Stored records.
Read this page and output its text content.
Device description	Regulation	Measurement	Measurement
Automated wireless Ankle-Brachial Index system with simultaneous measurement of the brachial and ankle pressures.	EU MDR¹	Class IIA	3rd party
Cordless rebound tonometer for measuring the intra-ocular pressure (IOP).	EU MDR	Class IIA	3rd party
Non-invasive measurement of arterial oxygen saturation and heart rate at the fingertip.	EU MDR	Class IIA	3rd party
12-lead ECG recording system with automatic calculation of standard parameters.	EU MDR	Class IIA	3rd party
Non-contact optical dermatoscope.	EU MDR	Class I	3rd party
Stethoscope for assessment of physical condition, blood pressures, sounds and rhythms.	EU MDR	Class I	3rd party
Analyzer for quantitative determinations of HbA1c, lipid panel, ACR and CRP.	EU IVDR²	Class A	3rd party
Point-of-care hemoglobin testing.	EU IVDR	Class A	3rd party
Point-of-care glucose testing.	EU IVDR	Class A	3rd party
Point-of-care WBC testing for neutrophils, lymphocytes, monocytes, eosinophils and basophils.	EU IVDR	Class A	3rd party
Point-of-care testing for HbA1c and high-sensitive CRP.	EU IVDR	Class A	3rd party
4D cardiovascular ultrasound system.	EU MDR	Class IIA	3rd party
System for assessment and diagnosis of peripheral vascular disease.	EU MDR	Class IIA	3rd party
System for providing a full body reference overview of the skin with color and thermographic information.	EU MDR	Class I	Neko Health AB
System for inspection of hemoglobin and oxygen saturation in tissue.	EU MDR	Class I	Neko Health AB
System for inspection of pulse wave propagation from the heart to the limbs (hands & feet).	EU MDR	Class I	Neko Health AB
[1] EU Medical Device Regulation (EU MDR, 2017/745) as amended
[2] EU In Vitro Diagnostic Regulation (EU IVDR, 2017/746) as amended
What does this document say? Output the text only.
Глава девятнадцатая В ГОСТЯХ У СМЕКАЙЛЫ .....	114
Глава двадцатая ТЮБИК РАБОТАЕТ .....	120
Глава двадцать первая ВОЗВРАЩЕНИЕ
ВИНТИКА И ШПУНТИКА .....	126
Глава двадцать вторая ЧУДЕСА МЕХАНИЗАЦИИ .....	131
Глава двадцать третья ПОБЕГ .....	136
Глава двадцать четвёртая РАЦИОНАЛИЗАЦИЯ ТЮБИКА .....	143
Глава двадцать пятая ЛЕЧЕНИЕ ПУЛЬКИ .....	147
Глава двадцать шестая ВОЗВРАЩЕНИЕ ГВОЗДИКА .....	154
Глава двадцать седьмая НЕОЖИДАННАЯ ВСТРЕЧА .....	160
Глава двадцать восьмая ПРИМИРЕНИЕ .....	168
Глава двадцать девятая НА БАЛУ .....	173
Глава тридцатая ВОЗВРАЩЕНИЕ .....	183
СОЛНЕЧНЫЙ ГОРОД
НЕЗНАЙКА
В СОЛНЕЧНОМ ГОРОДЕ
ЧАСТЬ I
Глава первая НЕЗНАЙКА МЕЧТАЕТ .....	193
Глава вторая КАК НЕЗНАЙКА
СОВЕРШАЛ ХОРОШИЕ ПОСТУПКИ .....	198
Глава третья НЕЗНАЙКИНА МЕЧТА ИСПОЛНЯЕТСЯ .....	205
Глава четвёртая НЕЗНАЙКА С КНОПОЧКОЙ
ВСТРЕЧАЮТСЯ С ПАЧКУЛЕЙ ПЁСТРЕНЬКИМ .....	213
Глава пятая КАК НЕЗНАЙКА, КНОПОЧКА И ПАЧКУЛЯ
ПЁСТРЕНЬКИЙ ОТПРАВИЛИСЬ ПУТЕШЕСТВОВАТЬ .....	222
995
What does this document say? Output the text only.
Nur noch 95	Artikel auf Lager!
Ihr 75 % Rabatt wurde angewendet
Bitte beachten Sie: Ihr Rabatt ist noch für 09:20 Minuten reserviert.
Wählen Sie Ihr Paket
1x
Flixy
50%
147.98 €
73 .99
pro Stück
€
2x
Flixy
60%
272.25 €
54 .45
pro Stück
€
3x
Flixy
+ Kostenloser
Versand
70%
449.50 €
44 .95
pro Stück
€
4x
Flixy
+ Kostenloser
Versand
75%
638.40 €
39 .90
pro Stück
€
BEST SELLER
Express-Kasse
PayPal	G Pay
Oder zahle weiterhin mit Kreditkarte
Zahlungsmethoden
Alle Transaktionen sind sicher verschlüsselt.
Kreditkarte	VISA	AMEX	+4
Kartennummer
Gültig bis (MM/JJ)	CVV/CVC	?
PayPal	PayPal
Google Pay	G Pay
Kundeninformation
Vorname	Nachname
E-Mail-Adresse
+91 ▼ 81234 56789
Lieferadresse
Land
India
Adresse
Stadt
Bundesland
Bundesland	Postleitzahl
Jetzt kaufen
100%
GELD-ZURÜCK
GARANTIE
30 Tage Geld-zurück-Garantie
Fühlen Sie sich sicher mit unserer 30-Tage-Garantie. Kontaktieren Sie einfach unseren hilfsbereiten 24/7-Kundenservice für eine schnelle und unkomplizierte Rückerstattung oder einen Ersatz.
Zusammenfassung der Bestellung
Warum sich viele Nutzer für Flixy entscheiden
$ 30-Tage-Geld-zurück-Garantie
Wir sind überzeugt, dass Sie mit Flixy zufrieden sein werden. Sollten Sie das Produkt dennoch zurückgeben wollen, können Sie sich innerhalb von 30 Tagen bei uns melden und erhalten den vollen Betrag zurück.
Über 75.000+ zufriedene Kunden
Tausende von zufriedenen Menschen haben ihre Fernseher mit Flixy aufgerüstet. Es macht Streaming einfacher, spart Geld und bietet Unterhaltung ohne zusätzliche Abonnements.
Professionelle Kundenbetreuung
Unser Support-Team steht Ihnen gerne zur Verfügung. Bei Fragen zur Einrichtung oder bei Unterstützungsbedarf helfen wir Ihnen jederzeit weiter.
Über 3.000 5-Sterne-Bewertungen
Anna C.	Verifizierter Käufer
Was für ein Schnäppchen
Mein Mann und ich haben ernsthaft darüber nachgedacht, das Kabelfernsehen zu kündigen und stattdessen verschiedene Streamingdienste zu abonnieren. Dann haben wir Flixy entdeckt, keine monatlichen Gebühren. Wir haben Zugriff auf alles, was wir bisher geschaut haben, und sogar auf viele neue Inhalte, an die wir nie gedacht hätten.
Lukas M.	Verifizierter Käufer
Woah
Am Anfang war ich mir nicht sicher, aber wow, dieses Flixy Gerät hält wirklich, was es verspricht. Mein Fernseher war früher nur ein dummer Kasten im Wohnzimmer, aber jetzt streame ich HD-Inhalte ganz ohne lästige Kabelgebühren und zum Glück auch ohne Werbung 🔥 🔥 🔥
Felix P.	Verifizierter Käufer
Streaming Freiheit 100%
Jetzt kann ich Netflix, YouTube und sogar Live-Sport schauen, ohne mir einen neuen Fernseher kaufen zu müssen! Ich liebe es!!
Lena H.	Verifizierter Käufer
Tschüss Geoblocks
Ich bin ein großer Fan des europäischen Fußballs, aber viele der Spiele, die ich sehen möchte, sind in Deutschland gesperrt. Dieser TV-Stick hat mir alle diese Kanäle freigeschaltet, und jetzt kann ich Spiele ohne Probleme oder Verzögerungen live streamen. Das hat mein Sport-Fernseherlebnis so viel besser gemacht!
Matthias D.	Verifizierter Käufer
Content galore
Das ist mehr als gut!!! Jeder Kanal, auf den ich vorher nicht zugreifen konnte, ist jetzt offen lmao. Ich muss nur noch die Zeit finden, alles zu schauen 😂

WHAT THE EXERCISE ASKS. Which lines in the data above contain "Kreditkarte"? Show each one.

THE REPLY.
Oder zahle weiterhin mit Kreditkarte
Kreditkarte	VISA	AMEX	+4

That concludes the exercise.